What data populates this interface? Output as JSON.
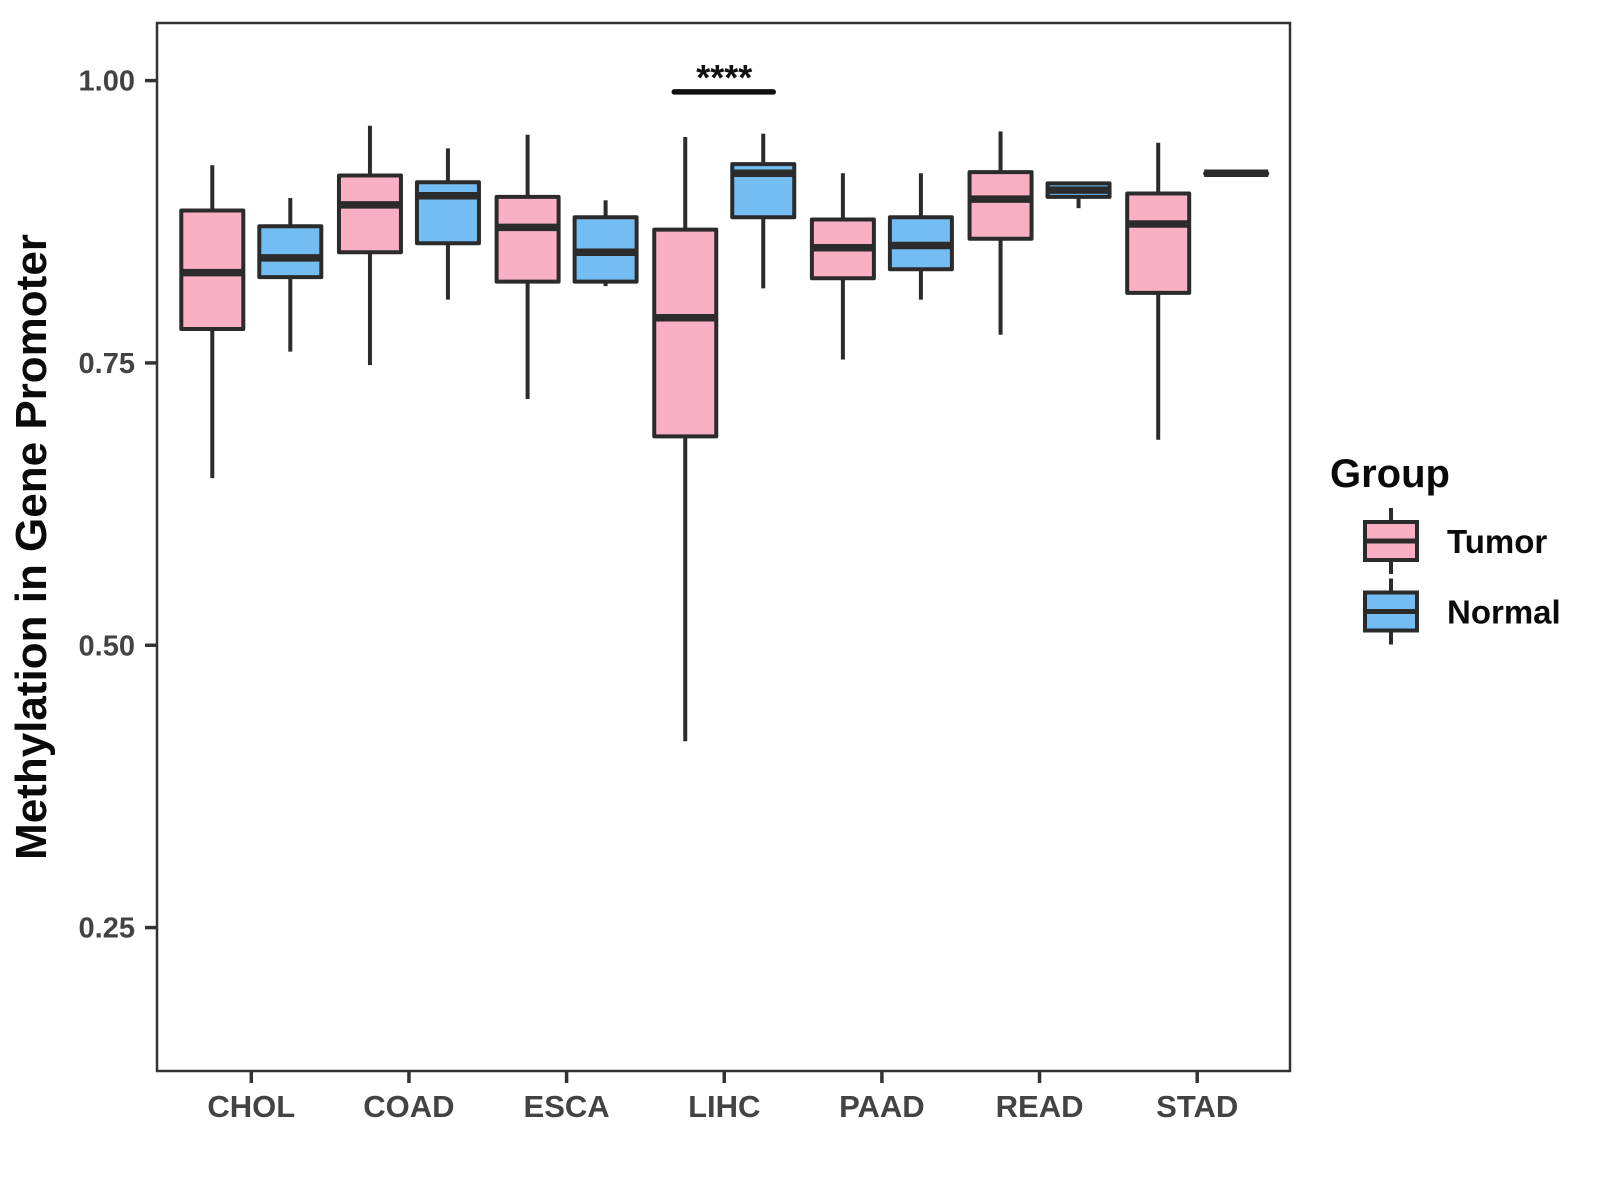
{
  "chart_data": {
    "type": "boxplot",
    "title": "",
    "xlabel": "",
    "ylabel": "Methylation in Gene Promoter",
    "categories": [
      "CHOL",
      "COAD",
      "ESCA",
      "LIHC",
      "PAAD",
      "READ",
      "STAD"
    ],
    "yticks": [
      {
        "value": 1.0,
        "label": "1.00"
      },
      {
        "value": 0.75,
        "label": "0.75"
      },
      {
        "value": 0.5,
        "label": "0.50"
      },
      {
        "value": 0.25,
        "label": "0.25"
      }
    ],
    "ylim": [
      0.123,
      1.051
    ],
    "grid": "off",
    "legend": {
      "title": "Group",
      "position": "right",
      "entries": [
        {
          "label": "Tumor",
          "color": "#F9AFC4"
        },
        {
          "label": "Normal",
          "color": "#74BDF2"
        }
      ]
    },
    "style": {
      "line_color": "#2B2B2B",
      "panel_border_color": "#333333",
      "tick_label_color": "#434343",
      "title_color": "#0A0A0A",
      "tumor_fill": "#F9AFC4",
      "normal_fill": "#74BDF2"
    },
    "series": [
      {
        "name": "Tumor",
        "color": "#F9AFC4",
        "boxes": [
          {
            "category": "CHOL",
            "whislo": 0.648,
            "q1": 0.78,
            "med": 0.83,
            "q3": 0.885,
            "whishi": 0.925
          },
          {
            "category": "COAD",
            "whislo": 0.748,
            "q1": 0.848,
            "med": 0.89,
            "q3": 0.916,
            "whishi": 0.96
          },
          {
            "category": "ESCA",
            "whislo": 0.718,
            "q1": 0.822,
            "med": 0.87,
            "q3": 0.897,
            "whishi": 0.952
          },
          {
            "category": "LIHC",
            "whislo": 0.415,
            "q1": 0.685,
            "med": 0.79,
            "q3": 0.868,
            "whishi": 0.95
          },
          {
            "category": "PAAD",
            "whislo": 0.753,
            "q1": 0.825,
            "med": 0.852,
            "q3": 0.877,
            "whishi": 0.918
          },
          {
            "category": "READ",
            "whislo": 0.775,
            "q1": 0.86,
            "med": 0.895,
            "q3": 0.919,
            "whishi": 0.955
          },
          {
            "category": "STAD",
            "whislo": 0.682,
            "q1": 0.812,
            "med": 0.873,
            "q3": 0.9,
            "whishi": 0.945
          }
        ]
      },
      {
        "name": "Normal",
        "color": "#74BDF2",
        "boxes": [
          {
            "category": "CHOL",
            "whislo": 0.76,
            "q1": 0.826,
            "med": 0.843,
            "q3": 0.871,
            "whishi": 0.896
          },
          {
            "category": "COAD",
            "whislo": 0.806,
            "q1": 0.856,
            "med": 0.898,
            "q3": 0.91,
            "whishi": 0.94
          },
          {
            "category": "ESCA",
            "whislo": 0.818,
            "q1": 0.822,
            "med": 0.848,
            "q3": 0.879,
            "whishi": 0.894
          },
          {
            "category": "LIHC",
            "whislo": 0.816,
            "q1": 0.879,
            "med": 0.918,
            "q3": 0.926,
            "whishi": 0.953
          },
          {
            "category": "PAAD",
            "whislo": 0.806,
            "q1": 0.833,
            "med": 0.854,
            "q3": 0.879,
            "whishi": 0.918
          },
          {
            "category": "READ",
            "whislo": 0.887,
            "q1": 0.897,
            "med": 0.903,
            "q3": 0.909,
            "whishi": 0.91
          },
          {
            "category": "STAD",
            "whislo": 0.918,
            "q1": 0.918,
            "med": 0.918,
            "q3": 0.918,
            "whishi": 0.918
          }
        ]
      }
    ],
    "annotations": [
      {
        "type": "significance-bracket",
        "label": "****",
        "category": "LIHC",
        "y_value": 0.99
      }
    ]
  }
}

▶ [PROMPT]: Could you copy the lines above exactly and skip the images?

▶ [SOLUTION TO THIS TASK]:
What data populates this interface? Output as JSON.
{
  "chart_data": {
    "type": "boxplot",
    "title": "",
    "xlabel": "",
    "ylabel": "Methylation in Gene Promoter",
    "categories": [
      "CHOL",
      "COAD",
      "ESCA",
      "LIHC",
      "PAAD",
      "READ",
      "STAD"
    ],
    "yticks": [
      {
        "value": 1.0,
        "label": "1.00"
      },
      {
        "value": 0.75,
        "label": "0.75"
      },
      {
        "value": 0.5,
        "label": "0.50"
      },
      {
        "value": 0.25,
        "label": "0.25"
      }
    ],
    "ylim": [
      0.123,
      1.051
    ],
    "grid": "off",
    "legend": {
      "title": "Group",
      "position": "right",
      "entries": [
        {
          "label": "Tumor",
          "color": "#F9AFC4"
        },
        {
          "label": "Normal",
          "color": "#74BDF2"
        }
      ]
    },
    "style": {
      "line_color": "#2B2B2B",
      "panel_border_color": "#333333",
      "tick_label_color": "#434343",
      "title_color": "#0A0A0A",
      "tumor_fill": "#F9AFC4",
      "normal_fill": "#74BDF2"
    },
    "series": [
      {
        "name": "Tumor",
        "color": "#F9AFC4",
        "boxes": [
          {
            "category": "CHOL",
            "whislo": 0.648,
            "q1": 0.78,
            "med": 0.83,
            "q3": 0.885,
            "whishi": 0.925
          },
          {
            "category": "COAD",
            "whislo": 0.748,
            "q1": 0.848,
            "med": 0.89,
            "q3": 0.916,
            "whishi": 0.96
          },
          {
            "category": "ESCA",
            "whislo": 0.718,
            "q1": 0.822,
            "med": 0.87,
            "q3": 0.897,
            "whishi": 0.952
          },
          {
            "category": "LIHC",
            "whislo": 0.415,
            "q1": 0.685,
            "med": 0.79,
            "q3": 0.868,
            "whishi": 0.95
          },
          {
            "category": "PAAD",
            "whislo": 0.753,
            "q1": 0.825,
            "med": 0.852,
            "q3": 0.877,
            "whishi": 0.918
          },
          {
            "category": "READ",
            "whislo": 0.775,
            "q1": 0.86,
            "med": 0.895,
            "q3": 0.919,
            "whishi": 0.955
          },
          {
            "category": "STAD",
            "whislo": 0.682,
            "q1": 0.812,
            "med": 0.873,
            "q3": 0.9,
            "whishi": 0.945
          }
        ]
      },
      {
        "name": "Normal",
        "color": "#74BDF2",
        "boxes": [
          {
            "category": "CHOL",
            "whislo": 0.76,
            "q1": 0.826,
            "med": 0.843,
            "q3": 0.871,
            "whishi": 0.896
          },
          {
            "category": "COAD",
            "whislo": 0.806,
            "q1": 0.856,
            "med": 0.898,
            "q3": 0.91,
            "whishi": 0.94
          },
          {
            "category": "ESCA",
            "whislo": 0.818,
            "q1": 0.822,
            "med": 0.848,
            "q3": 0.879,
            "whishi": 0.894
          },
          {
            "category": "LIHC",
            "whislo": 0.816,
            "q1": 0.879,
            "med": 0.918,
            "q3": 0.926,
            "whishi": 0.953
          },
          {
            "category": "PAAD",
            "whislo": 0.806,
            "q1": 0.833,
            "med": 0.854,
            "q3": 0.879,
            "whishi": 0.918
          },
          {
            "category": "READ",
            "whislo": 0.887,
            "q1": 0.897,
            "med": 0.903,
            "q3": 0.909,
            "whishi": 0.91
          },
          {
            "category": "STAD",
            "whislo": 0.918,
            "q1": 0.918,
            "med": 0.918,
            "q3": 0.918,
            "whishi": 0.918
          }
        ]
      }
    ],
    "annotations": [
      {
        "type": "significance-bracket",
        "label": "****",
        "category": "LIHC",
        "y_value": 0.99
      }
    ]
  }
}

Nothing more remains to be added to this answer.